Description of the task: Please write out the part of the records below that opens with the line containing "Patent image size: (1172, 931)." and closes with the line containing "The drying section 235 is at (915, 420).", keeping both of those lines and copying every line without change.

(Items listed in a dataset)

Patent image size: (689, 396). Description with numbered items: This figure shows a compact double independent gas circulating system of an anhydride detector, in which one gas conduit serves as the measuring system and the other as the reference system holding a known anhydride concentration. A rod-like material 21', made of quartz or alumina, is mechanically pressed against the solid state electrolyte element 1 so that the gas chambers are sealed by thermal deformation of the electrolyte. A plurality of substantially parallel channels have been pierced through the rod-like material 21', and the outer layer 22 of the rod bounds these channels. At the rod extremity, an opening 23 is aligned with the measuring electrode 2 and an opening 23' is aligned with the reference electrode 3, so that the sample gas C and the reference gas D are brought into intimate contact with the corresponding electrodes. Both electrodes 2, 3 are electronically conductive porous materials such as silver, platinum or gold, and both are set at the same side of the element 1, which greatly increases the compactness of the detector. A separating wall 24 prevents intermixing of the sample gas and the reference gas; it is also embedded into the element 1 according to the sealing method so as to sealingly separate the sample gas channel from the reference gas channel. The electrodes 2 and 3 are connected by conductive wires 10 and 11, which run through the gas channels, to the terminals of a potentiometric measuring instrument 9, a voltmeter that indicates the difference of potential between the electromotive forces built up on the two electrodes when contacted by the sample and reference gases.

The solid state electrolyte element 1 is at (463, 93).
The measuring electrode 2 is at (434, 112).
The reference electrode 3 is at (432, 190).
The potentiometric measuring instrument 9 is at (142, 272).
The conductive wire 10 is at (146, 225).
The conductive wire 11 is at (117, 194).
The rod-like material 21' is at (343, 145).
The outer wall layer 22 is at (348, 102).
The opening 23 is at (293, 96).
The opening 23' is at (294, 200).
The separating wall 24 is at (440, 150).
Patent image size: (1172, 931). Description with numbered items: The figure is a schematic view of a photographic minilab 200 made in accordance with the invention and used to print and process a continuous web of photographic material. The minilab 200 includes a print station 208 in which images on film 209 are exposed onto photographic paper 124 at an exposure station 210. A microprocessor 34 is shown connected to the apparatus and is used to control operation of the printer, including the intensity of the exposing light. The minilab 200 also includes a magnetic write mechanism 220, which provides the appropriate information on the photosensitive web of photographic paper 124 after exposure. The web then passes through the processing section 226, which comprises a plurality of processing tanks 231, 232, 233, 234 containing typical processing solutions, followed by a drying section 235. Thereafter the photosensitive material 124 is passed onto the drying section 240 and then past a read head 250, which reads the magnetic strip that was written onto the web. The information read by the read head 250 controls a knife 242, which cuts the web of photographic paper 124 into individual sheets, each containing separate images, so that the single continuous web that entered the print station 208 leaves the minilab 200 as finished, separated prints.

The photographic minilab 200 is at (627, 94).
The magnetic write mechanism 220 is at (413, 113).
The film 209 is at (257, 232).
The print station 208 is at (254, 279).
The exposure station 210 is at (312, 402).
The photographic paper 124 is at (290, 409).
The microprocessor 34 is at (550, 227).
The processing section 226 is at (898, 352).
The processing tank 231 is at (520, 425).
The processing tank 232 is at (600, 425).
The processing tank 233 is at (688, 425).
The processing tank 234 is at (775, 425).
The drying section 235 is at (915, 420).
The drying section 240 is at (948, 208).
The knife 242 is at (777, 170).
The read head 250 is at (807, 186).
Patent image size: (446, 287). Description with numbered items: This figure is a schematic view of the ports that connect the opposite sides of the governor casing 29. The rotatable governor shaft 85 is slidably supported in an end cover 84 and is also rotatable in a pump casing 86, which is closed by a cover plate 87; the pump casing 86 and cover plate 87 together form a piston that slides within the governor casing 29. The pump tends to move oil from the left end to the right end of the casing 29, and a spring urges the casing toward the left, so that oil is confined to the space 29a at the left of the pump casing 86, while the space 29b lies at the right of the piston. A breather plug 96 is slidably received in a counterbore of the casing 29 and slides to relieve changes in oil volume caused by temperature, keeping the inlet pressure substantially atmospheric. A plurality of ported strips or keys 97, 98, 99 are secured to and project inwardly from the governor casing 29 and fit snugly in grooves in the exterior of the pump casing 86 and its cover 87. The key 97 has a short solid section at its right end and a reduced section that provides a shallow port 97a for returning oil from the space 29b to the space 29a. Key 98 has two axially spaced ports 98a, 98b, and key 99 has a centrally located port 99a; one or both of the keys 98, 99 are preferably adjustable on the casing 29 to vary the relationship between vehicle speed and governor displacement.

Solution to this exercise:
Patent image size: (1172, 931). Description with numbered items: The figure is a schematic view of a photographic minilab 200 made in accordance with the invention and used to print and process a continuous web of photographic material. The minilab 200 includes a print station 208 in which images on film 209 are exposed onto photographic paper 124 at an exposure station 210. A microprocessor 34 is shown connected to the apparatus and is used to control operation of the printer, including the intensity of the exposing light. The minilab 200 also includes a magnetic write mechanism 220, which provides the appropriate information on the photosensitive web of photographic paper 124 after exposure. The web then passes through the processing section 226, which comprises a plurality of processing tanks 231, 232, 233, 234 containing typical processing solutions, followed by a drying section 235. Thereafter the photosensitive material 124 is passed onto the drying section 240 and then past a read head 250, which reads the magnetic strip that was written onto the web. The information read by the read head 250 controls a knife 242, which cuts the web of photographic paper 124 into individual sheets, each containing separate images, so that the single continuous web that entered the print station 208 leaves the minilab 200 as finished, separated prints.

The photographic minilab 200 is at (627, 94).
The magnetic write mechanism 220 is at (413, 113).
The film 209 is at (257, 232).
The print station 208 is at (254, 279).
The exposure station 210 is at (312, 402).
The photographic paper 124 is at (290, 409).
The microprocessor 34 is at (550, 227).
The processing section 226 is at (898, 352).
The processing tank 231 is at (520, 425).
The processing tank 232 is at (600, 425).
The processing tank 233 is at (688, 425).
The processing tank 234 is at (775, 425).
The drying section 235 is at (915, 420).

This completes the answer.